"""

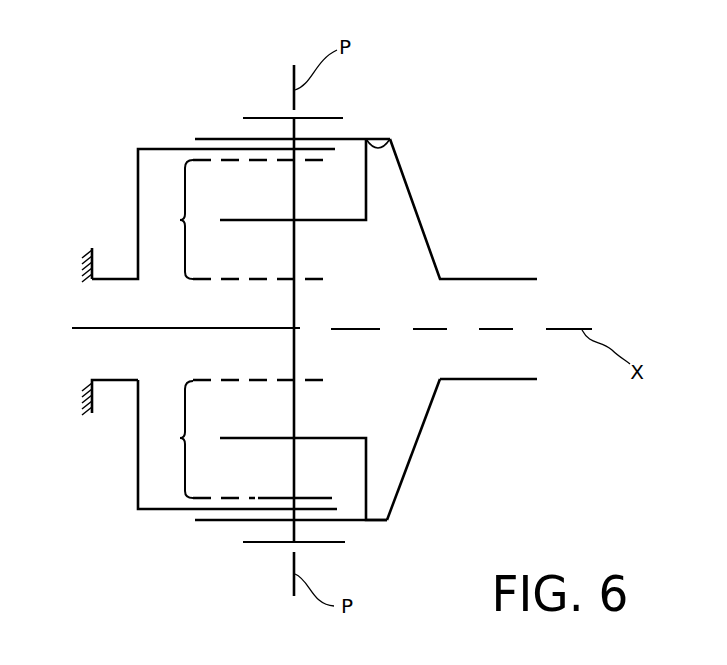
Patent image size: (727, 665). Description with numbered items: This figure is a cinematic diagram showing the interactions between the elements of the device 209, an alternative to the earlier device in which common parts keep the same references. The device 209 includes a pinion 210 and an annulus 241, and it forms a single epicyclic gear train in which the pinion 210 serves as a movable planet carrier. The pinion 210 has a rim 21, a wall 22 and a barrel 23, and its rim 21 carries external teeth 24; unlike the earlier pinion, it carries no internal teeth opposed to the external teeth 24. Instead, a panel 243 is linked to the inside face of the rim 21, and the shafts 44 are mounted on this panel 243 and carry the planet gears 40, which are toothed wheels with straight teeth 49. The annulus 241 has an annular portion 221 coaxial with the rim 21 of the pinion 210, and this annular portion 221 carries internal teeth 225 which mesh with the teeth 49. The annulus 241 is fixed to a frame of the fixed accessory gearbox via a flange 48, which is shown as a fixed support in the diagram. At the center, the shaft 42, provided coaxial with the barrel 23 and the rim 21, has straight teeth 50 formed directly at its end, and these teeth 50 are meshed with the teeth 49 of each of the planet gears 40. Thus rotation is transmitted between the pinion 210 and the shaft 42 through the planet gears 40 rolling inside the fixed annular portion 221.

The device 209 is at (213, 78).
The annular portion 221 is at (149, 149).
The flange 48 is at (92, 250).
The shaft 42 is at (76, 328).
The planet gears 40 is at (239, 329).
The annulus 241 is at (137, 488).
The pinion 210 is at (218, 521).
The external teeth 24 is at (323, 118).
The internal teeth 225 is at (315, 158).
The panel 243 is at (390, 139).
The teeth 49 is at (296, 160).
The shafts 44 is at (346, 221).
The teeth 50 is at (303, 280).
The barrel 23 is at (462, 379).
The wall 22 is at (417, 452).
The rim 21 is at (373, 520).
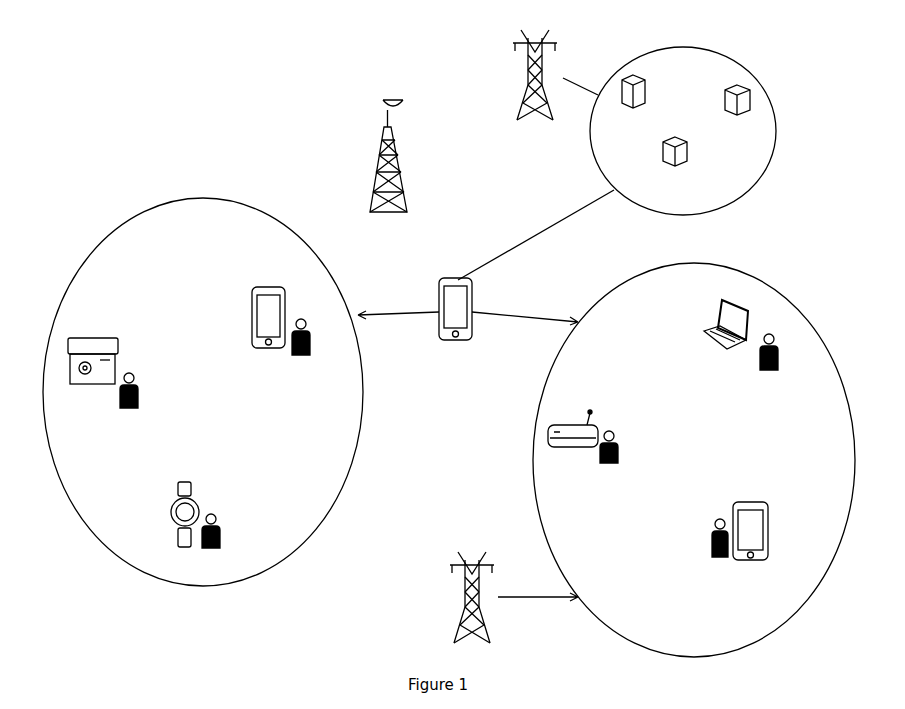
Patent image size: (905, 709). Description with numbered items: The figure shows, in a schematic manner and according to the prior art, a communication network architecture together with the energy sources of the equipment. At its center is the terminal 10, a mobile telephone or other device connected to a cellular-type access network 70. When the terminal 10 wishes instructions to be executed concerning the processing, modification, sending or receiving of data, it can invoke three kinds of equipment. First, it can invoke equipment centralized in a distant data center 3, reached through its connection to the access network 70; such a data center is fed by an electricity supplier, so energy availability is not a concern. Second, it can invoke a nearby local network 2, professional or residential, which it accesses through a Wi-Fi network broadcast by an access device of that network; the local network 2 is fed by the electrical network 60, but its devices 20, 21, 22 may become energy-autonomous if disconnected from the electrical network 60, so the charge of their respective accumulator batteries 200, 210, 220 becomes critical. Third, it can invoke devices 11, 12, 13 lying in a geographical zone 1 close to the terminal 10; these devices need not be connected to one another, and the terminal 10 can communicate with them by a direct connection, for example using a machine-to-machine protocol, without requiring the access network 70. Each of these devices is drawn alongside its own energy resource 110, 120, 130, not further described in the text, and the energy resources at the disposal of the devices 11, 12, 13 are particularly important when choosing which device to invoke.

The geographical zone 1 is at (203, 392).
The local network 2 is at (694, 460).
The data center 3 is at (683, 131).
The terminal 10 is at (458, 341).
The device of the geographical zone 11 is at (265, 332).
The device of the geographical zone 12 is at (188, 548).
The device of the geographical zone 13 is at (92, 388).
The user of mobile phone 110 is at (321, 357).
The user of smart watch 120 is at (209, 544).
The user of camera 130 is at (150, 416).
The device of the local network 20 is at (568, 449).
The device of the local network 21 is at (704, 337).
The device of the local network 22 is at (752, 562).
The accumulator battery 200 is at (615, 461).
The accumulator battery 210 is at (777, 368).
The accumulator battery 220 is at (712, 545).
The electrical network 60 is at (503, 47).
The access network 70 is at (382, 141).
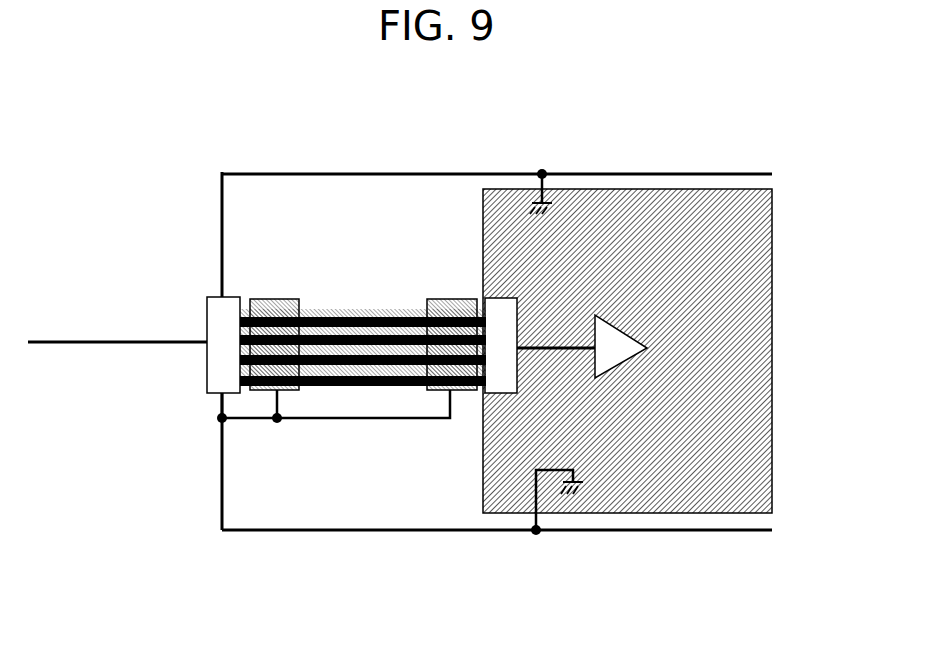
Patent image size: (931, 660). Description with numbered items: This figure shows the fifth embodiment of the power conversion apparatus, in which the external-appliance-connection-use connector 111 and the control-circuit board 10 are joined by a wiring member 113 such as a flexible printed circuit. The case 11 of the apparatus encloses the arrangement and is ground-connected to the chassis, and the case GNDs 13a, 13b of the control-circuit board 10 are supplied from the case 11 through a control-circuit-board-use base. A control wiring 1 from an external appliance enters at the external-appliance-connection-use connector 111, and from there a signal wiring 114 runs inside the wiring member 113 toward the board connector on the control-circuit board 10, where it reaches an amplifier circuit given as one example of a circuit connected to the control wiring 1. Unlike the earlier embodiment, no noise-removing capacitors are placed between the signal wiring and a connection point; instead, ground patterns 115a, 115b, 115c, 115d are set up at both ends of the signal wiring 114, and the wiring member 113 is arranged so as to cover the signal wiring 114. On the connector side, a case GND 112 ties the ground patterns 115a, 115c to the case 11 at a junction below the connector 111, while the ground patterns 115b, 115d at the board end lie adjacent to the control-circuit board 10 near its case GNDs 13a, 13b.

"""

YOUR TASK:
Can you turn the lines of all three records into one numbered list, skipping the blank lines and leaving the pictures out of your answer?

FULL SOLUTION:
1. Patent image size: (727, 665). Description with numbered items: This figure is a cinematic diagram showing the interactions between the elements of the device 209, an alternative to the earlier device in which common parts keep the same references. The device 209 includes a pinion 210 and an annulus 241, and it forms a single epicyclic gear train in which the pinion 210 serves as a movable planet carrier. The pinion 210 has a rim 21, a wall 22 and a barrel 23, and its rim 21 carries external teeth 24; unlike the earlier pinion, it carries no internal teeth opposed to the external teeth 24. Instead, a panel 243 is linked to the inside face of the rim 21, and the shafts 44 are mounted on this panel 243 and carry the planet gears 40, which are toothed wheels with straight teeth 49. The annulus 241 has an annular portion 221 coaxial with the rim 21 of the pinion 210, and this annular portion 221 carries internal teeth 225 which mesh with the teeth 49. The annulus 241 is fixed to a frame of the fixed accessory gearbox via a flange 48, which is shown as a fixed support in the diagram. At the center, the shaft 42, provided coaxial with the barrel 23 and the rim 21, has straight teeth 50 formed directly at its end, and these teeth 50 are meshed with the teeth 49 of each of the planet gears 40. Thus rotation is transmitted between the pinion 210 and the shaft 42 through the planet gears 40 rolling inside the fixed annular portion 221.
2. The device 209 is at (213, 78).
3. The annular portion 221 is at (149, 149).
4. The flange 48 is at (92, 250).
5. The shaft 42 is at (76, 328).
6. The planet gears 40 is at (239, 329).
7. The annulus 241 is at (137, 488).
8. The pinion 210 is at (218, 521).
9. The external teeth 24 is at (323, 118).
10. The internal teeth 225 is at (315, 158).
11. The panel 243 is at (390, 139).
12. The teeth 49 is at (296, 160).
13. The shafts 44 is at (346, 221).
14. The teeth 50 is at (303, 280).
15. The barrel 23 is at (462, 379).
16. The wall 22 is at (417, 452).
17. The rim 21 is at (373, 520).
18. Patent image size: (905, 709). Description with numbered items: The figure shows, in a schematic manner and according to the prior art, a communication network architecture together with the energy sources of the equipment. At its center is the terminal 10, a mobile telephone or other device connected to a cellular-type access network 70. When the terminal 10 wishes instructions to be executed concerning the processing, modification, sending or receiving of data, it can invoke three kinds of equipment. First, it can invoke equipment centralized in a distant data center 3, reached through its connection to the access network 70; such a data center is fed by an electricity supplier, so energy availability is not a concern. Second, it can invoke a nearby local network 2, professional or residential, which it accesses through a Wi-Fi network broadcast by an access device of that network; the local network 2 is fed by the electrical network 60, but its devices 20, 21, 22 may become energy-autonomous if disconnected from the electrical network 60, so the charge of their respective accumulator batteries 200, 210, 220 becomes critical. Third, it can invoke devices 11, 12, 13 lying in a geographical zone 1 close to the terminal 10; these devices need not be connected to one another, and the terminal 10 can communicate with them by a direct connection, for example using a machine-to-machine protocol, without requiring the access network 70. Each of these devices is drawn alongside its own energy resource 110, 120, 130, not further described in the text, and the energy resources at the disposal of the devices 11, 12, 13 are particularly important when choosing which device to invoke.
19. The geographical zone 1 is at (203, 392).
20. The local network 2 is at (694, 460).
21. The data center 3 is at (683, 131).
22. The terminal 10 is at (458, 341).
23. The device of the geographical zone 11 is at (265, 332).
24. The device of the geographical zone 12 is at (188, 548).
25. The device of the geographical zone 13 is at (92, 388).
26. The user of mobile phone 110 is at (321, 357).
27. The user of smart watch 120 is at (209, 544).
28. The user of camera 130 is at (150, 416).
29. The device of the local network 20 is at (568, 449).
30. The device of the local network 21 is at (704, 337).
31. The device of the local network 22 is at (752, 562).
32. The accumulator battery 200 is at (615, 461).
33. The accumulator battery 210 is at (777, 368).
34. The accumulator battery 220 is at (712, 545).
35. The electrical network 60 is at (503, 47).
36. The access network 70 is at (382, 141).
37. Patent image size: (931, 660). Description with numbered items: This figure shows the fifth embodiment of the power conversion apparatus, in which the external-appliance-connection-use connector 111 and the control-circuit board 10 are joined by a wiring member 113 such as a flexible printed circuit. The case 11 of the apparatus encloses the arrangement and is ground-connected to the chassis, and the case GNDs 13a, 13b of the control-circuit board 10 are supplied from the case 11 through a control-circuit-board-use base. A control wiring 1 from an external appliance enters at the external-appliance-connection-use connector 111, and from there a signal wiring 114 runs inside the wiring member 113 toward the board connector on the control-circuit board 10, where it reaches an amplifier circuit given as one example of a circuit connected to the control wiring 1. Unlike the earlier embodiment, no noise-removing capacitors are placed between the signal wiring and a connection point; instead, ground patterns 115a, 115b, 115c, 115d are set up at both ends of the signal wiring 114, and the wiring member 113 is arranged so as to cover the signal wiring 114. On the connector side, a case GND 112 ties the ground patterns 115a, 115c to the case 11 at a junction below the connector 111, while the ground patterns 115b, 115d at the board end lie adjacent to the control-circuit board 10 near its case GNDs 13a, 13b.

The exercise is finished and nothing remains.